Records about charts and figures
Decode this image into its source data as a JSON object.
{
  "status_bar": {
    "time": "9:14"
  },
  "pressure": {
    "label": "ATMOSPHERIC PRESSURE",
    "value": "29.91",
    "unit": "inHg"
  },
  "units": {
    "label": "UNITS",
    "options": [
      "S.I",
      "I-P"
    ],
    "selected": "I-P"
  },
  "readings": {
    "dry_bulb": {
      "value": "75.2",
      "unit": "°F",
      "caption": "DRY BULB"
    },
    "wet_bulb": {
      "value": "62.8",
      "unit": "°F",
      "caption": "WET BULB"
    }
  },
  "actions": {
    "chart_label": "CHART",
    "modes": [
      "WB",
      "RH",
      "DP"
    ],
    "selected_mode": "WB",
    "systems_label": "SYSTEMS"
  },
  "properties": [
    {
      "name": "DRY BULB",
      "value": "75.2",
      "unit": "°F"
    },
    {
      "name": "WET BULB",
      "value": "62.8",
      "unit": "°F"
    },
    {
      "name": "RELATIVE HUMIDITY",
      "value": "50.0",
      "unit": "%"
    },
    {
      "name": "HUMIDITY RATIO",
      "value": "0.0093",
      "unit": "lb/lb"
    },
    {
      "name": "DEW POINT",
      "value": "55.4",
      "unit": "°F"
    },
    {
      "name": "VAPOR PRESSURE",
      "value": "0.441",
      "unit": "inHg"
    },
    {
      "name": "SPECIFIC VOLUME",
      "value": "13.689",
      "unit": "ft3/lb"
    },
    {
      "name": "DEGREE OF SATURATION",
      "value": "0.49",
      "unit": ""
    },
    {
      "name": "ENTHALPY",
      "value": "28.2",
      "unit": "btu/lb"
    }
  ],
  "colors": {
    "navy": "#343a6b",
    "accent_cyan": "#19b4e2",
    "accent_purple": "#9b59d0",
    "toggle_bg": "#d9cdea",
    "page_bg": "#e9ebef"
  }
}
==
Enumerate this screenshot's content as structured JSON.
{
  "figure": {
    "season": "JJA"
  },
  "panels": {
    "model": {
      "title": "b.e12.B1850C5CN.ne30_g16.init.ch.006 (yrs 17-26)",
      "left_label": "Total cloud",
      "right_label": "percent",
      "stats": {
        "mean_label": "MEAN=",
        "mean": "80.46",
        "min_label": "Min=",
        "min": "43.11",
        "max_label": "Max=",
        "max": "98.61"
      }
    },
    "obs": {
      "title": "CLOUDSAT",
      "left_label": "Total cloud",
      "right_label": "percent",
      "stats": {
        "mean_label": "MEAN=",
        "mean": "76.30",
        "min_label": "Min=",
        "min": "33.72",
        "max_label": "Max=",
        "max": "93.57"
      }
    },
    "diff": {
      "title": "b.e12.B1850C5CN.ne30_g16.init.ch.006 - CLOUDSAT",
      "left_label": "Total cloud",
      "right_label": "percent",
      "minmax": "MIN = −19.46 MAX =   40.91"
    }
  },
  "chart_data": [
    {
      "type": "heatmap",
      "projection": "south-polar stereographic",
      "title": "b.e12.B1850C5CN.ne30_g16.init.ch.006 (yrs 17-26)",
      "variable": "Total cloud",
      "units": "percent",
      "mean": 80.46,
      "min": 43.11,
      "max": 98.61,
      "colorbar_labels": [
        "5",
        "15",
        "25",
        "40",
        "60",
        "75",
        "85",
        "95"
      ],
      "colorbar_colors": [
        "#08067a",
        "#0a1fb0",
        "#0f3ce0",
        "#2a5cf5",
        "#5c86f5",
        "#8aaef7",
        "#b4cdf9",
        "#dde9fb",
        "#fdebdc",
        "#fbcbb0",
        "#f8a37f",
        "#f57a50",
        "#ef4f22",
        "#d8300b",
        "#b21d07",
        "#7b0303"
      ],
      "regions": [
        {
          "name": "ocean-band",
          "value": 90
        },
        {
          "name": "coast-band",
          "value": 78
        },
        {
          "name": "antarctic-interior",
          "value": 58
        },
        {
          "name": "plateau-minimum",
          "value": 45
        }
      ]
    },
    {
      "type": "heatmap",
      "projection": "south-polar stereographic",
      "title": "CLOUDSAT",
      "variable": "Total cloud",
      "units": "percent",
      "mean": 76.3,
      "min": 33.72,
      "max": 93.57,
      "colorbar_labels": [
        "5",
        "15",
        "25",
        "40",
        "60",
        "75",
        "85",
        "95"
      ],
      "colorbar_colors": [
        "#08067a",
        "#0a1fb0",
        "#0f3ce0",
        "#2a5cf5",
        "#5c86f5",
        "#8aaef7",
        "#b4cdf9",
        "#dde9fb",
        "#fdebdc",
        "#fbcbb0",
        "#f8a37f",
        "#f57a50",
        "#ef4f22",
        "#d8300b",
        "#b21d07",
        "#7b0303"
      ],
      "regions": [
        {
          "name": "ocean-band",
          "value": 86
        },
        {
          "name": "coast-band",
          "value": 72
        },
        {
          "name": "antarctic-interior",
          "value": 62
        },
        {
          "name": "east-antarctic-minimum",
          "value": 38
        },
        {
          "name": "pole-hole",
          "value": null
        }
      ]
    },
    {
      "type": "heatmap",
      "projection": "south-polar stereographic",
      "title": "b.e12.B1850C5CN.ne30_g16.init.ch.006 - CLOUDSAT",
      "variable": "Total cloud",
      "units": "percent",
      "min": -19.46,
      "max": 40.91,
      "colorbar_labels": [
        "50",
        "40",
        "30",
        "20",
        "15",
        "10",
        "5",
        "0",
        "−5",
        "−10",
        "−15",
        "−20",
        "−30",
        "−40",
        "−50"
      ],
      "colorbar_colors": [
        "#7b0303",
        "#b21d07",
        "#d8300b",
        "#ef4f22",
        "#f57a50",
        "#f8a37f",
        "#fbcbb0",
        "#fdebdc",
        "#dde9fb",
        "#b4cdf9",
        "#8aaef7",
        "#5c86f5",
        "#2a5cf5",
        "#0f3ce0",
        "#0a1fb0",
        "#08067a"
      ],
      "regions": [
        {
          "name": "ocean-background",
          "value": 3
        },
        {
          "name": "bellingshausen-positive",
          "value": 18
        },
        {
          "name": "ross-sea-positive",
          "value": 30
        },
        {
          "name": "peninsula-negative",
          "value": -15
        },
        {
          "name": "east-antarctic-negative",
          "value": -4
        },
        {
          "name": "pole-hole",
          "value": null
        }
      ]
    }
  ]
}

*GIVEN PROBLEM*:
Track down every line with the word "east" and copy it.

*THE RESPONSE*:
          "name": "east-antarctic-minimum",
          "name": "east-antarctic-negative",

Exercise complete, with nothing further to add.